**BRIEF**
Collect from the data below each line with "this".

Figure record listings
++++++++++++++++++++

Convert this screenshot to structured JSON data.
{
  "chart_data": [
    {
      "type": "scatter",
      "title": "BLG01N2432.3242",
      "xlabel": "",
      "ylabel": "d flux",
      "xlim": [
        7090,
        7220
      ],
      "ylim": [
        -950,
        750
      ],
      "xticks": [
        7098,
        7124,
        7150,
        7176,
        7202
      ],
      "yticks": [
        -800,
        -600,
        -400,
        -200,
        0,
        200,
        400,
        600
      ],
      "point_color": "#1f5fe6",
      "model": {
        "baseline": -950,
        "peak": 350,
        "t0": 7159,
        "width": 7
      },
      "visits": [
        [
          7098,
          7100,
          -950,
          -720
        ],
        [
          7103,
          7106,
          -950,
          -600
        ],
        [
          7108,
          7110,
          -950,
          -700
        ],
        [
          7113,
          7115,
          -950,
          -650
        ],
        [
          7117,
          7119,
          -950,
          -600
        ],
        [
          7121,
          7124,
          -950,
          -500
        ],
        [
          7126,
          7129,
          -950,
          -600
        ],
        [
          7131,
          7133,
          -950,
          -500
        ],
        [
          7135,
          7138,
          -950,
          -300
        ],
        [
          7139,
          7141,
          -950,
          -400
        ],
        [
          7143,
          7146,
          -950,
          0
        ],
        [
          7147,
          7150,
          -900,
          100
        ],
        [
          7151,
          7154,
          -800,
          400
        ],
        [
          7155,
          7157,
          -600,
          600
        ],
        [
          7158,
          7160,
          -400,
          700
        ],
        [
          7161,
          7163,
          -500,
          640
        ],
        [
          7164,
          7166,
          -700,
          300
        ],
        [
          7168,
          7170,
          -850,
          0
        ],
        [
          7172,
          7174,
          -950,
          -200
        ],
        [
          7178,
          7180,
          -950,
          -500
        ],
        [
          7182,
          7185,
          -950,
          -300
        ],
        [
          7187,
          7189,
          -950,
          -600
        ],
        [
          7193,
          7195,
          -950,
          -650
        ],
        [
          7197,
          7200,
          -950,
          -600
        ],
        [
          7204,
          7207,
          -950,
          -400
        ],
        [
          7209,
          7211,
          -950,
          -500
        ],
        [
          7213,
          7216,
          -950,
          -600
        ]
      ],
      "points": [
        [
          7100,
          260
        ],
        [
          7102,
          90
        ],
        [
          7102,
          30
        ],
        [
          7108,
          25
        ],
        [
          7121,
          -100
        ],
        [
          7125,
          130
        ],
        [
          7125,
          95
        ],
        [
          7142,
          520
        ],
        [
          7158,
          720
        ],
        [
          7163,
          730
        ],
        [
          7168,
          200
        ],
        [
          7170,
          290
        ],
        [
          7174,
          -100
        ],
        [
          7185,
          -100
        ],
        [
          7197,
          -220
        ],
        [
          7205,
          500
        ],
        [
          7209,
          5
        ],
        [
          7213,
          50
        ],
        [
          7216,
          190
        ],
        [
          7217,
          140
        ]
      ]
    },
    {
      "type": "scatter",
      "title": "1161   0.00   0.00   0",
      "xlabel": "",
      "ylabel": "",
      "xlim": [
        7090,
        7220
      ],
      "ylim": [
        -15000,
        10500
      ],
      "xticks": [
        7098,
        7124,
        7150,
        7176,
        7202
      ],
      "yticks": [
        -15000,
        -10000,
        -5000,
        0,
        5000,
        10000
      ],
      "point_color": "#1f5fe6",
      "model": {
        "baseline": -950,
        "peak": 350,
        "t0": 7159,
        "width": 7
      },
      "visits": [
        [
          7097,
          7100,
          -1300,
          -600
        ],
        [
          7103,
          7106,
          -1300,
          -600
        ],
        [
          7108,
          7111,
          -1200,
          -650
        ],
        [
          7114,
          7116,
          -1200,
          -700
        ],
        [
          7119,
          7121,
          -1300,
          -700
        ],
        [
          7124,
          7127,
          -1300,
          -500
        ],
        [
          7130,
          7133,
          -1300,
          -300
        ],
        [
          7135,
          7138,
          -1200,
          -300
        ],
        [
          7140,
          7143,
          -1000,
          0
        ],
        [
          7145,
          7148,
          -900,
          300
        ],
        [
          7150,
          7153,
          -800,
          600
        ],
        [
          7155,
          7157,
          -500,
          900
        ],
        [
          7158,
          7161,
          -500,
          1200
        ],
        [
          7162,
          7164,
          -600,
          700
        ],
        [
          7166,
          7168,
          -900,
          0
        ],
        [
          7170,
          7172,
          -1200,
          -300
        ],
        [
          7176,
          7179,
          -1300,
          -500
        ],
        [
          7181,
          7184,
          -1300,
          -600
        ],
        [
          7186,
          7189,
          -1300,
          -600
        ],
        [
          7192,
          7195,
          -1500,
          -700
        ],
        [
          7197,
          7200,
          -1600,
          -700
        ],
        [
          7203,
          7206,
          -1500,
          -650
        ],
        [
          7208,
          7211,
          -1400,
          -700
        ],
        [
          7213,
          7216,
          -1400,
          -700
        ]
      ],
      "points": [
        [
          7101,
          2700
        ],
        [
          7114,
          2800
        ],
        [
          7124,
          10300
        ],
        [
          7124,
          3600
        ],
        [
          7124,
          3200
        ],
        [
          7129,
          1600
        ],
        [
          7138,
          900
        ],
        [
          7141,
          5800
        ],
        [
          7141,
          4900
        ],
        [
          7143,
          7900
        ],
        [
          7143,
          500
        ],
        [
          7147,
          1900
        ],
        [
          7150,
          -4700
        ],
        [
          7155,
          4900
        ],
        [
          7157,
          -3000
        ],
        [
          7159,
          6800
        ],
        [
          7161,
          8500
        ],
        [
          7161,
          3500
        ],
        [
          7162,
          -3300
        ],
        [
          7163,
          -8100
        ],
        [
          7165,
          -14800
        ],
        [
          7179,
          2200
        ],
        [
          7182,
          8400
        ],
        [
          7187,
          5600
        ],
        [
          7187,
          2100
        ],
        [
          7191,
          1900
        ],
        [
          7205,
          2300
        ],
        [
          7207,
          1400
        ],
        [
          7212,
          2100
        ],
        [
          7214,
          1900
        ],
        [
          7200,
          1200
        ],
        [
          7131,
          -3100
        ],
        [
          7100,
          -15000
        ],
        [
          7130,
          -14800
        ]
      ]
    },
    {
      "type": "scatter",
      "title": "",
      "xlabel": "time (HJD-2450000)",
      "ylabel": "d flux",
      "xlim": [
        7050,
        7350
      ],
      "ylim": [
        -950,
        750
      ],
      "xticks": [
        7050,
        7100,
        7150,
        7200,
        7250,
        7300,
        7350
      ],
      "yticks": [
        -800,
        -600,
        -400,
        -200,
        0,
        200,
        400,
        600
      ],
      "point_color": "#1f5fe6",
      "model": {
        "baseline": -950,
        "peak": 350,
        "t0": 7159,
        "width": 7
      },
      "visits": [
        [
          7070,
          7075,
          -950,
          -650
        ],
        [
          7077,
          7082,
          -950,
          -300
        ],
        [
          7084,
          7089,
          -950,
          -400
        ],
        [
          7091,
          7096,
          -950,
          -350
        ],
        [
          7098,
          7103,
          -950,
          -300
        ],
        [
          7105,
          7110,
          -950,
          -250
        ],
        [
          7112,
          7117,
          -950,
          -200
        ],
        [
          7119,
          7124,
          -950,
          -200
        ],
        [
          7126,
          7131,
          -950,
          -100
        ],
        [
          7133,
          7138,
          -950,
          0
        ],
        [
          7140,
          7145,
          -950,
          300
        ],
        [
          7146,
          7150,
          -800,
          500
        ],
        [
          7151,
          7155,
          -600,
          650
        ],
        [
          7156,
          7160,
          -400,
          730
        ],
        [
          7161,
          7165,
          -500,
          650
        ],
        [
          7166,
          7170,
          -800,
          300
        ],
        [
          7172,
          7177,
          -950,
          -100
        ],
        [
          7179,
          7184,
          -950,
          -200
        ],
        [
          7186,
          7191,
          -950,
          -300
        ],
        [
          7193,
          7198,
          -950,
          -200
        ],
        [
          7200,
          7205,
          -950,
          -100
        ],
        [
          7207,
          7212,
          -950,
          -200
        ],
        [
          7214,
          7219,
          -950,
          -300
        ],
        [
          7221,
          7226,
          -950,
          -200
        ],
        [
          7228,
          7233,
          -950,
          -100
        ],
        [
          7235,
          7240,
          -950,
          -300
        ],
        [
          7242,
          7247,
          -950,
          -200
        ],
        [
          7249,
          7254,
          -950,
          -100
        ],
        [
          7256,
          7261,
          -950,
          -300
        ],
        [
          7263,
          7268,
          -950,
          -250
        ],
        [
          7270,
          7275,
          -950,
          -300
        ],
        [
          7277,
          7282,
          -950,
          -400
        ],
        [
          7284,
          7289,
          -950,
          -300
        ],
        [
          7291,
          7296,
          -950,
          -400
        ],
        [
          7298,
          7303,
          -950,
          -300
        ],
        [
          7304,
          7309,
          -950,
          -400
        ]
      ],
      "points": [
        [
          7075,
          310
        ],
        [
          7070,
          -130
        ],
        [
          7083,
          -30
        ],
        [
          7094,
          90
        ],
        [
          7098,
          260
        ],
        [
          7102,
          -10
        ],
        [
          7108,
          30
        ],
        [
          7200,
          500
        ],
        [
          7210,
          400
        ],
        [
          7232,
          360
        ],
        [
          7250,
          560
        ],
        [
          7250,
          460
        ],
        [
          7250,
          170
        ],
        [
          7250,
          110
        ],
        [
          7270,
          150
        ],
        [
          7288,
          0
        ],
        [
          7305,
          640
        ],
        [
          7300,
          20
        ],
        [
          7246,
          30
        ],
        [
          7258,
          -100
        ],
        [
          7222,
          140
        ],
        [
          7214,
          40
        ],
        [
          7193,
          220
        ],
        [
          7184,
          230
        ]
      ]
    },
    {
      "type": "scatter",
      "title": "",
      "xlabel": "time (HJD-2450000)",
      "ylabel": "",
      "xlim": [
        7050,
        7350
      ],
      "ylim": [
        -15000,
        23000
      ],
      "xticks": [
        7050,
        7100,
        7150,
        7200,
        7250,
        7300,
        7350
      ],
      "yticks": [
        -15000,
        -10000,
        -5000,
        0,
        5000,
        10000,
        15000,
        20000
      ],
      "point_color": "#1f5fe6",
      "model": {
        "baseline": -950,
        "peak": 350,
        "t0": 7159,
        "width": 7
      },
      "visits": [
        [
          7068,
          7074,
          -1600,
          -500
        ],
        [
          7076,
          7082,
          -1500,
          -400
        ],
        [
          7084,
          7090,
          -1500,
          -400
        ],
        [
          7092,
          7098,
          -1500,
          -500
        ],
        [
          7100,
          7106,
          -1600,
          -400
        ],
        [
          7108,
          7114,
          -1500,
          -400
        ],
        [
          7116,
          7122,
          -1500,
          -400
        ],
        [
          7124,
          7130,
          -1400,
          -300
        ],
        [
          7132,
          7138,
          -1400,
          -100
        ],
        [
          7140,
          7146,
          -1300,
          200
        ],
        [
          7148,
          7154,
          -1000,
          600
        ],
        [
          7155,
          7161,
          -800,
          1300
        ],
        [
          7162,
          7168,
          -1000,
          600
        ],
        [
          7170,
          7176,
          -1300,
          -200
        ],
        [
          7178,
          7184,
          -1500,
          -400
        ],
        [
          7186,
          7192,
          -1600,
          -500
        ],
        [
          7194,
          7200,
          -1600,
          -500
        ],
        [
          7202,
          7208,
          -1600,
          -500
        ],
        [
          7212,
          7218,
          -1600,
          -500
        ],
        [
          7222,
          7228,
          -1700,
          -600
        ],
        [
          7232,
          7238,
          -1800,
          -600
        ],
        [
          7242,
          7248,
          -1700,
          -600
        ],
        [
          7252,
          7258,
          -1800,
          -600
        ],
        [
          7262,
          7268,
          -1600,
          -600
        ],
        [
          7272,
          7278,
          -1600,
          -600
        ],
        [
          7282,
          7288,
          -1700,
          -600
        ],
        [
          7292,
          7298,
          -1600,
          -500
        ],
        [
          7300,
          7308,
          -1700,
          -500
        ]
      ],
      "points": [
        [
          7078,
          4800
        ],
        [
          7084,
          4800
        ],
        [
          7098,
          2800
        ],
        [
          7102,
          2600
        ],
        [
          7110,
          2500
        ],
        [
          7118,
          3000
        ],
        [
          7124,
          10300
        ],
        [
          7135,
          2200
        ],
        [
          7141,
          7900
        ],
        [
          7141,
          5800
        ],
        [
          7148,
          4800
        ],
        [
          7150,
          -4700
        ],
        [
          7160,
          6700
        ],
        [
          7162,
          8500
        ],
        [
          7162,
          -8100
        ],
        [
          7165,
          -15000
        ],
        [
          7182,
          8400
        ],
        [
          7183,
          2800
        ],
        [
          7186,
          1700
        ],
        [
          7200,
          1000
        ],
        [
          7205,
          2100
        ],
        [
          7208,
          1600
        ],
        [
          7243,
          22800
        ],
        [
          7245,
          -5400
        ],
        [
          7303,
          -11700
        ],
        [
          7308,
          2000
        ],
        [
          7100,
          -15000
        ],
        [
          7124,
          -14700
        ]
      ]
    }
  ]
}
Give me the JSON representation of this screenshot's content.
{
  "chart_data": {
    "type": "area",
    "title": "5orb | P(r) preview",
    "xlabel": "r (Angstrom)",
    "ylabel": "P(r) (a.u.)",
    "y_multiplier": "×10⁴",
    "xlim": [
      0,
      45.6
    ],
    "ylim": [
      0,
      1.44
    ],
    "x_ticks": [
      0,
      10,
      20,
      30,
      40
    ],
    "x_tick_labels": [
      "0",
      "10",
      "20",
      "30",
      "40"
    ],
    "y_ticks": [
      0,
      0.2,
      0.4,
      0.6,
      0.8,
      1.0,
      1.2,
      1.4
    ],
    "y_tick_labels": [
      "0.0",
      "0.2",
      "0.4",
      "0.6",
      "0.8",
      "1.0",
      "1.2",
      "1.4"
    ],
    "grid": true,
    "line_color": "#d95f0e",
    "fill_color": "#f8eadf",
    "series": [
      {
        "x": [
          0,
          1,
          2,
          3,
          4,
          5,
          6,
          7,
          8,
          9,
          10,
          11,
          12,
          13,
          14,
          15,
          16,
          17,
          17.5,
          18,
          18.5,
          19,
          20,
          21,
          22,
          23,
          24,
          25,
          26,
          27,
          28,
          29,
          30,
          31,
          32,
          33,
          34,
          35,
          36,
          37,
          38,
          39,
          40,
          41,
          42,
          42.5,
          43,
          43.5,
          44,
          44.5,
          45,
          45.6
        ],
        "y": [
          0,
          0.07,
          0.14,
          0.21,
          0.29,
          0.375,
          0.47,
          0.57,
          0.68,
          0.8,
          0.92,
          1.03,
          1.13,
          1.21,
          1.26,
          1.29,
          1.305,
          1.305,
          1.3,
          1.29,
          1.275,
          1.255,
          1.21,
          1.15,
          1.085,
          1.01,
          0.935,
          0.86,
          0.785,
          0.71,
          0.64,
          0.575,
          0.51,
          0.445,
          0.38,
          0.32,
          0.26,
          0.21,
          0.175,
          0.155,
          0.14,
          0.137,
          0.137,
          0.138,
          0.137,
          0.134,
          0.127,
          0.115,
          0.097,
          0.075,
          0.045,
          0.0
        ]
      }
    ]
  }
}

++++++++++++++++++++

**THE OUTPUT**
Convert this screenshot to structured JSON data.
Give me the JSON representation of this screenshot's content.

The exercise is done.